Count the lines below that contain the string "screen". Reply with the number only.
.....
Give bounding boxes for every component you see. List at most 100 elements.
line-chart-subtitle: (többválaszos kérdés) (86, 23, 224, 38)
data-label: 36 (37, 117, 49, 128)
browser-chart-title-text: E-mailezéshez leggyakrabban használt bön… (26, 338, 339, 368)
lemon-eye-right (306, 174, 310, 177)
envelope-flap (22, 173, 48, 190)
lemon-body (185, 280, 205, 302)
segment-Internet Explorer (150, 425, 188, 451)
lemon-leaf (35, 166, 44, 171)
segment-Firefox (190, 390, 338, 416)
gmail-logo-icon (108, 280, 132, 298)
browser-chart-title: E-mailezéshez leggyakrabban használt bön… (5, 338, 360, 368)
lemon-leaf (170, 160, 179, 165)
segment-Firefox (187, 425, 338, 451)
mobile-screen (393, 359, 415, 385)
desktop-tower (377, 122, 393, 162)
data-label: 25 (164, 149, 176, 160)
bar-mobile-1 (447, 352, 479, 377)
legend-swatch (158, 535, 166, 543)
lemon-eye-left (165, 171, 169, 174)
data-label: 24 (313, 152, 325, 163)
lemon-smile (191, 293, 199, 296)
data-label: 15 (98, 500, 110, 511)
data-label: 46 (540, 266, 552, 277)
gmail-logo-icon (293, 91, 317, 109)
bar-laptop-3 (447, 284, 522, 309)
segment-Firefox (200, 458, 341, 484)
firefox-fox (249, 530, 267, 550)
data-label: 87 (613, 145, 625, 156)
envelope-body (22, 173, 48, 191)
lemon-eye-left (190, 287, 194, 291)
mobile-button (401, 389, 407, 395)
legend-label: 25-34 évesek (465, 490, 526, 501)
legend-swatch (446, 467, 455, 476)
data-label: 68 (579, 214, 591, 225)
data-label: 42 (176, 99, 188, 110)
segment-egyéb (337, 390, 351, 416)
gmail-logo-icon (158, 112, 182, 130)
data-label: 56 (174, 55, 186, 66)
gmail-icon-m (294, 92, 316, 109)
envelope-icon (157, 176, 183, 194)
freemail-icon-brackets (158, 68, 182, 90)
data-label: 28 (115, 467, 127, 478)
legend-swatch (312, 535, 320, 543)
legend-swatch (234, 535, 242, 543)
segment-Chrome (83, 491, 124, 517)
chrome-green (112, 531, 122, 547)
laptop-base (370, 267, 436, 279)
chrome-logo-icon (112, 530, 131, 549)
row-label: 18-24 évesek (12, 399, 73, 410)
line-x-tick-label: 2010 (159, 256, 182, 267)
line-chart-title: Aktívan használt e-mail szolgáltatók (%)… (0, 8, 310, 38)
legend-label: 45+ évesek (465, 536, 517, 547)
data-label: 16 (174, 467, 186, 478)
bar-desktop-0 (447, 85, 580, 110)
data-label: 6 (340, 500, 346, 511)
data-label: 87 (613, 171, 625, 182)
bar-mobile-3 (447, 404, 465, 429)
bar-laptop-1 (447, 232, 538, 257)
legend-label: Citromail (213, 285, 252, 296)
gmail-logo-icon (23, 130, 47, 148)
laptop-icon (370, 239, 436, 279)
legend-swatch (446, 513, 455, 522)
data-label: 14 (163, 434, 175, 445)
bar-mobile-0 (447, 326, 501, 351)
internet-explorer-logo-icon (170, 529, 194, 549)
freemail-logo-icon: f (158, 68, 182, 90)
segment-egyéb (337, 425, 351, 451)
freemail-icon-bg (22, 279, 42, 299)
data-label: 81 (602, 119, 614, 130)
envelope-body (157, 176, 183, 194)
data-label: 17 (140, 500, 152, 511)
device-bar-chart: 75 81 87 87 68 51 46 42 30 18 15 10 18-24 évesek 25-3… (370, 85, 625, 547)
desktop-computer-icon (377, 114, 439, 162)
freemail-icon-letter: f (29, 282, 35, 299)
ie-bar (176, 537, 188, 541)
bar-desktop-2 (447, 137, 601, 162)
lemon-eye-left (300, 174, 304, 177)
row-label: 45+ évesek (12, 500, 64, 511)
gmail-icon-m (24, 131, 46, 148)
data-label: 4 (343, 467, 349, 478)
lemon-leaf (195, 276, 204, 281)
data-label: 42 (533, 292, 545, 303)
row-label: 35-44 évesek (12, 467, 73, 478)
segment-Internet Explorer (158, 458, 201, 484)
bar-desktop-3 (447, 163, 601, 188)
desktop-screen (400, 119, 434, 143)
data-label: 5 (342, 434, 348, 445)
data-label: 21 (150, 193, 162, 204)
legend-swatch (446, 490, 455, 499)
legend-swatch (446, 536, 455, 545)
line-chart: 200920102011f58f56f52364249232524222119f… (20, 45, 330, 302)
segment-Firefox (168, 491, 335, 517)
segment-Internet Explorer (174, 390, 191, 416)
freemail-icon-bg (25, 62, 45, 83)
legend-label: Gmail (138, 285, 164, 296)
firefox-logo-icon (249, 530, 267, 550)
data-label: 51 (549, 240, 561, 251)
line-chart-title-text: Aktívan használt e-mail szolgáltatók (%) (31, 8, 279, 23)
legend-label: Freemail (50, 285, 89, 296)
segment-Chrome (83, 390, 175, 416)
.....
**Output for this exercise:**
2